Exercise requirements: The data below should be restated word for word, with every picture omitted.

[Items from a data source]
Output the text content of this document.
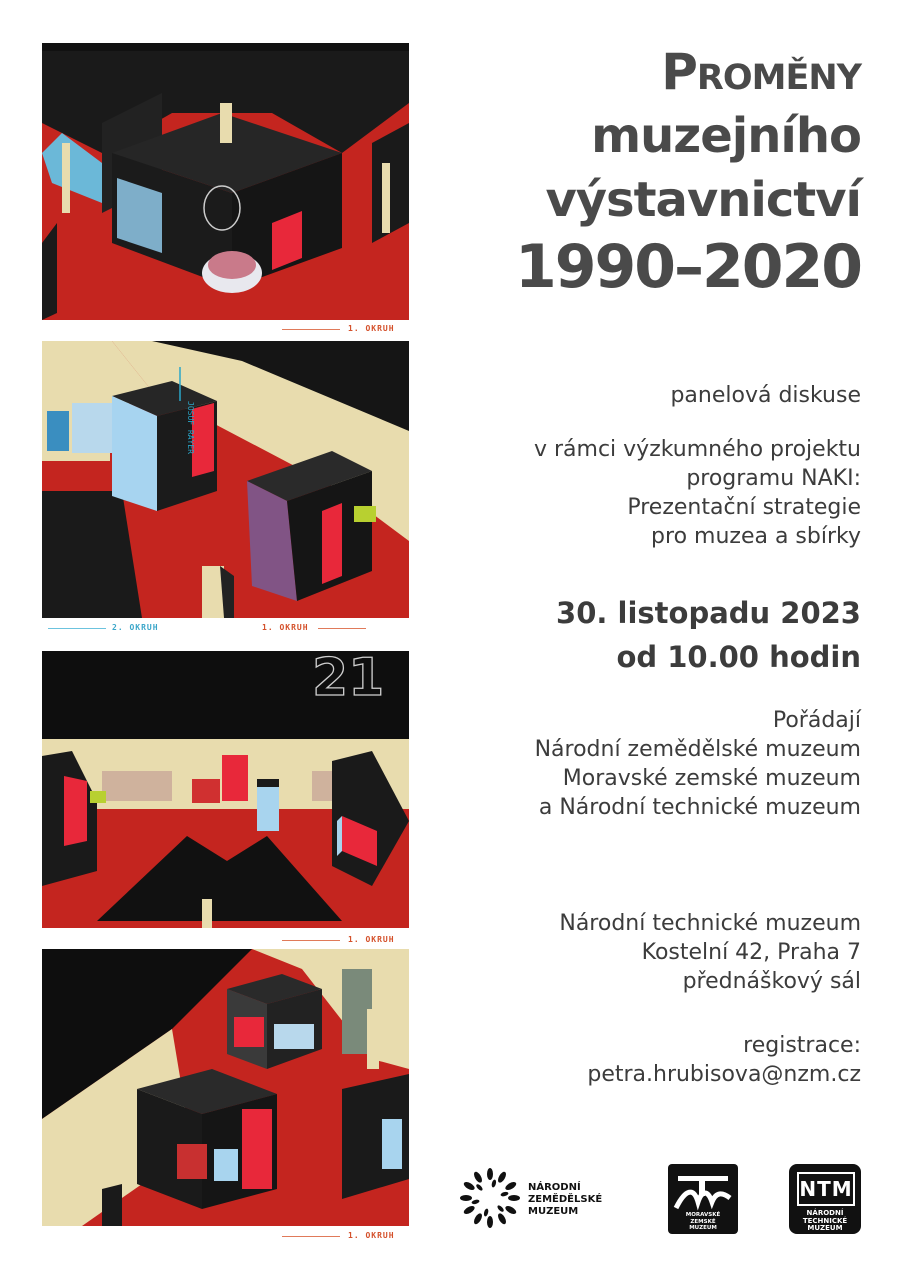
1. OKRUH
JOSUF RAYER
2. OKRUH	1. OKRUH
21
1. OKRUH
1. OKRUH
Proměny
muzejního
výstavnictví
1990–2020

panelová diskuse

v rámci výzkumného projektu
programu NAKI:
Prezentační strategie
pro muzea a sbírky

30. listopadu 2023
od 10.00 hodin

Pořádají
Národní zemědělské muzeum
Moravské zemské muzeum
a Národní technické muzeum

Národní technické muzeum
Kostelní 42, Praha 7
přednáškový sál

registrace:
petra.hrubisova@nzm.cz

NÁRODNÍ
ZEMĚDĚLSKÉ
MUZEUM	MORAVSKÉ
ZEMSKÉ
MUZEUM
NTM
NÁRODNÍ
TECHNICKÉ
MUZEUM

Completed exercise:
Output the text content of this document.
1. OKRUH
JOSUF RAYER
2. OKRUH	1. OKRUH
21
1. OKRUH
1. OKRUH
Proměny
muzejního
výstavnictví
1990–2020

panelová diskuse

v rámci výzkumného projektu
programu NAKI:
Prezentační strategie
pro muzea a sbírky

30. listopadu 2023
od 10.00 hodin

Pořádají
Národní zemědělské muzeum
Moravské zemské muzeum
a Národní technické muzeum

Národní technické muzeum
Kostelní 42, Praha 7
přednáškový sál

registrace:
petra.hrubisova@nzm.cz

NÁRODNÍ
ZEMĚDĚLSKÉ
MUZEUM	MORAVSKÉ
ZEMSKÉ
MUZEUM
NTM
NÁRODNÍ
TECHNICKÉ
MUZEUM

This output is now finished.